▶ The request: Go through the lines below and copy each one that holds the string "答案不唯一".

▶ Recorded information:

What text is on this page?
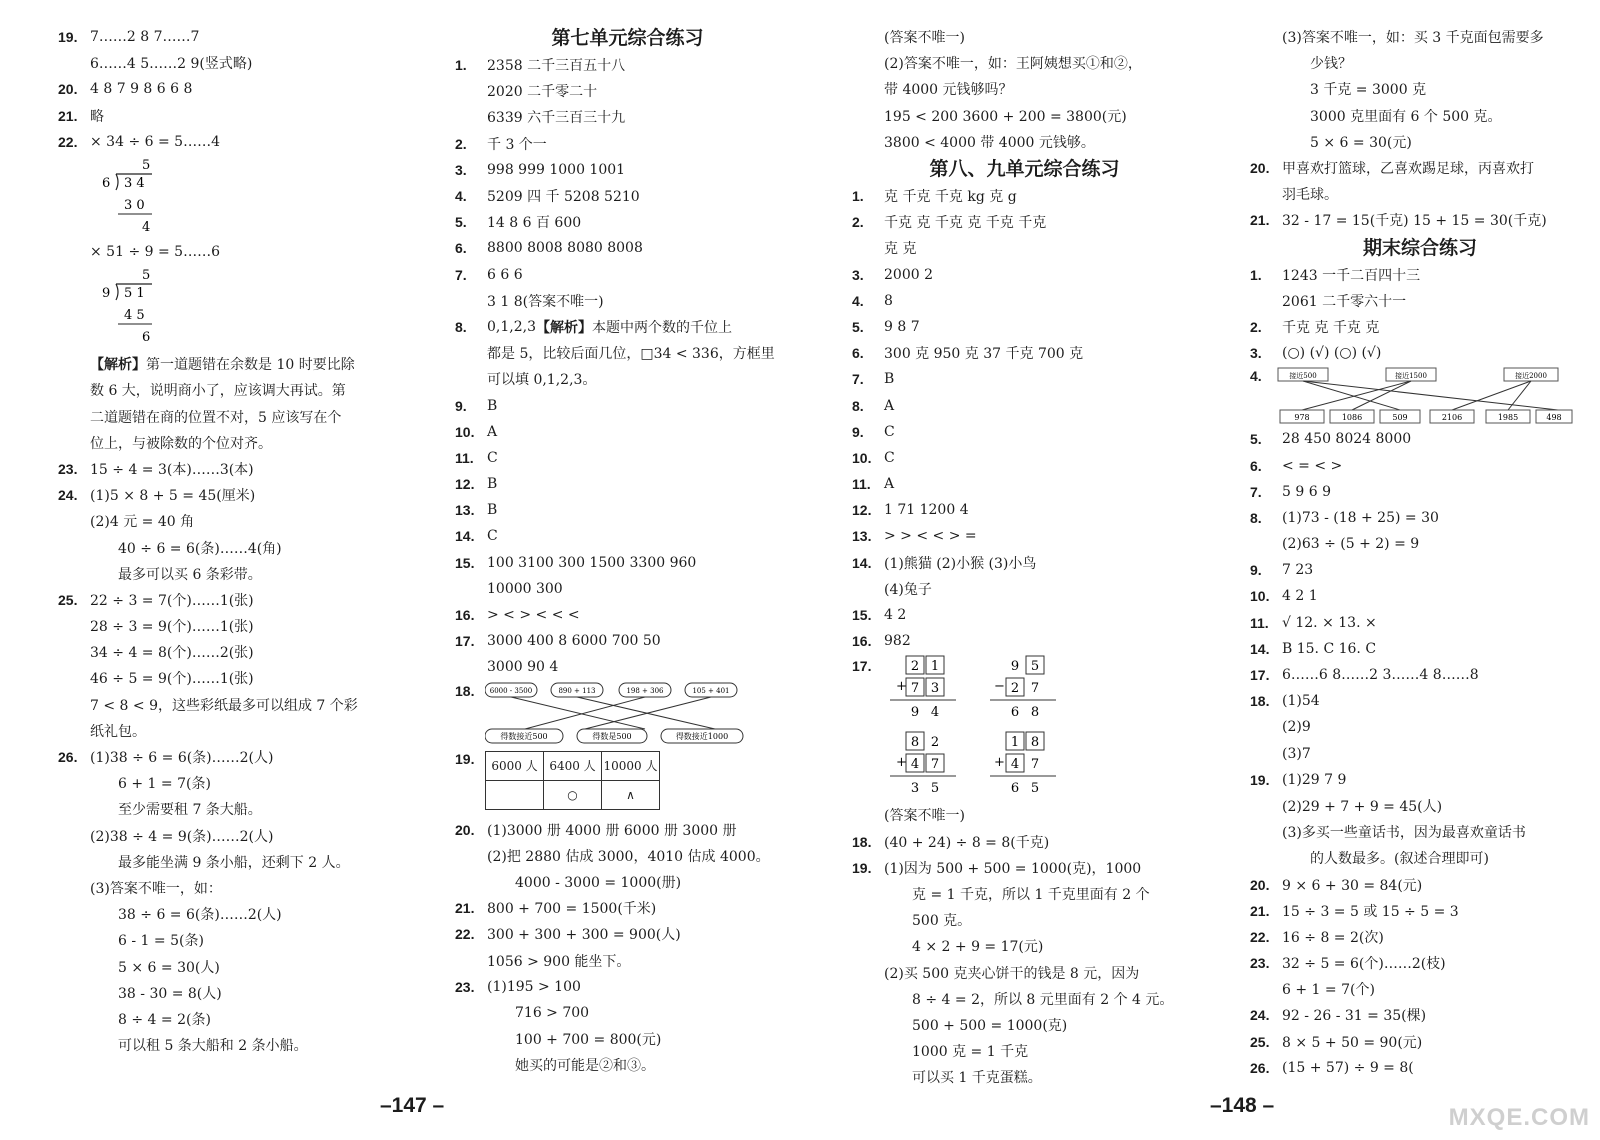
19. 7……2 8 7……7
6……4 5……2 9(竖式略)
20. 4 8 7 9 8 6 6 8
21. 略
22. × 34 ÷ 6 = 5……4
5
6 3 4
3 0
4
× 51 ÷ 9 = 5……6
5
9 5 1
4 5
6
【解析】 第一道题错在余数是 10 时要比除
数 6 大，说明商小了，应该调大再试。第
二道题错在商的位置不对，5 应该写在个
位上，与被除数的个位对齐。
23. 15 ÷ 4 = 3(本)……3(本)
24. (1)5 × 8 + 5 = 45(厘米)
(2)4 元 = 40 角
40 ÷ 6 = 6(条)……4(角)
最多可以买 6 条彩带。
25. 22 ÷ 3 = 7(个)……1(张)
28 ÷ 3 = 9(个)……1(张)
34 ÷ 4 = 8(个)……2(张)
46 ÷ 5 = 9(个)……1(张)
7 < 8 < 9，这些彩纸最多可以组成 7 个彩
纸礼包。
26. (1)38 ÷ 6 = 6(条)……2(人)
6 + 1 = 7(条)
至少需要租 7 条大船。
(2)38 ÷ 4 = 9(条)……2(人)
最多能坐满 9 条小船，还剩下 2 人。
(3)答案不唯一，如：
38 ÷ 6 = 6(条)……2(人)
6 - 1 = 5(条)
5 × 6 = 30(人)
38 - 30 = 8(人)
8 ÷ 4 = 2(条)
可以租 5 条大船和 2 条小船。
第七单元综合练习
1.	2358 二千三百五十八
2020 二千零二十
6339 六千三百三十九
2.	千 3 个一
3.	998 999 1000 1001
4.	5209 四 千 5208 5210
5.	14 8 6 百 600
6.	8800 8008 8080 8008
7.	6 6 6
3 1 8(答案不唯一)
8.	0,1,2,3 【解析】 本题中两个数的千位上
都是 5，比较后面几位，□34 < 336，方框里
可以填 0,1,2,3。
9.	B
10. A
11. C
12. B
13. B
14. C
15. 100 3100 300 1500 3300 960
10000 300
16. > < > < < <
17. 3000 400 8 6000 700 50
3000 90 4
18.	6000 - 3500	890 + 113	198 + 306	105 + 401
得数接近500	得数是500	得数接近1000
19.	6000 人	6400 人	10000 人
	○	∧
20. (1)3000 册 4000 册 6000 册 3000 册
(2)把 2880 估成 3000，4010 估成 4000。
4000 - 3000 = 1000(册)
21. 800 + 700 = 1500(千米)
22. 300 + 300 + 300 = 900(人)
1056 > 900 能坐下。
23. (1)195 > 100
716 > 700
100 + 700 = 800(元)
她买的可能是②和③。
(答案不唯一)
(2)答案不唯一，如：王阿姨想买①和②，
带 4000 元钱够吗？
195 < 200 3600 + 200 = 3800(元)
3800 < 4000 带 4000 元钱够。
第八、九单元综合练习
1.	克 千克 千克 kg 克 g
2.	千克 克 千克 克 千克 千克
克 克
3.	2000 2
4.	8
5.	9 8 7
6.	300 克 950 克 37 千克 700 克
7.	B
8.	A
9.	C
10. C
11. A
12. 1 71 1200 4
13. > > < < > =
14. (1)熊猫 (2)小猴 (3)小鸟
(4)兔子
15. 4 2
16. 982
17.	2 1
+ 7 3
9 4
9 5
− 2 7
6 8
8 2
+ 4 7
3 5
1 8
+ 4 7
6 5
(答案不唯一)
18. (40 + 24) ÷ 8 = 8(千克)
19. (1)因为 500 + 500 = 1000(克)，1000
克 = 1 千克，所以 1 千克里面有 2 个
500 克。
4 × 2 + 9 = 17(元)
(2)买 500 克夹心饼干的钱是 8 元，因为
8 ÷ 4 = 2，所以 8 元里面有 2 个 4 元。
500 + 500 = 1000(克)
1000 克 = 1 千克
可以买 1 千克蛋糕。
(3)答案不唯一，如：买 3 千克面包需要多
少钱？
3 千克 = 3000 克
3000 克里面有 6 个 500 克。
5 × 6 = 30(元)
20. 甲喜欢打篮球，乙喜欢踢足球，丙喜欢打
羽毛球。
21. 32 - 17 = 15(千克) 15 + 15 = 30(千克)
期末综合练习
1.	1243 一千二百四十三
2061 二千零六十一
2.	千克 克 千克 克
3.	(○) (√) (○) (√)
4.	接近500	接近1500	接近2000
978	1086	509	2106	1985	498
5.	28 450 8024 8000
6.	< = < >
7.	5 9 6 9
8.	(1)73 - (18 + 25) = 30
(2)63 ÷ (5 + 2) = 9
9.	7 23
10. 4 2 1
11. √ 12. × 13. ×
14. B 15. C 16. C
17. 6……6 8……2 3……4 8……8
18. (1)54
(2)9
(3)7
19. (1)29 7 9
(2)29 + 7 + 9 = 45(人)
(3)多买一些童话书，因为最喜欢童话书
的人数最多。(叙述合理即可)
20. 9 × 6 + 30 = 84(元)
21. 15 ÷ 3 = 5 或 15 ÷ 5 = 3
22. 16 ÷ 8 = 2(次)
23. 32 ÷ 5 = 6(个)……2(枝)
6 + 1 = 7(个)
24. 92 - 26 - 31 = 35(棵)
25. 8 × 5 + 50 = 90(元)
26. (15 + 57) ÷ 9 = 8(
–147 –	–148 –	MXQE.COM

▶ Correct result:
(3)答案不唯一，如：
3 1 8(答案不唯一)
(答案不唯一)
(2)答案不唯一，如：王阿姨想买①和②，
(答案不唯一)
(3)答案不唯一，如：买 3 千克面包需要多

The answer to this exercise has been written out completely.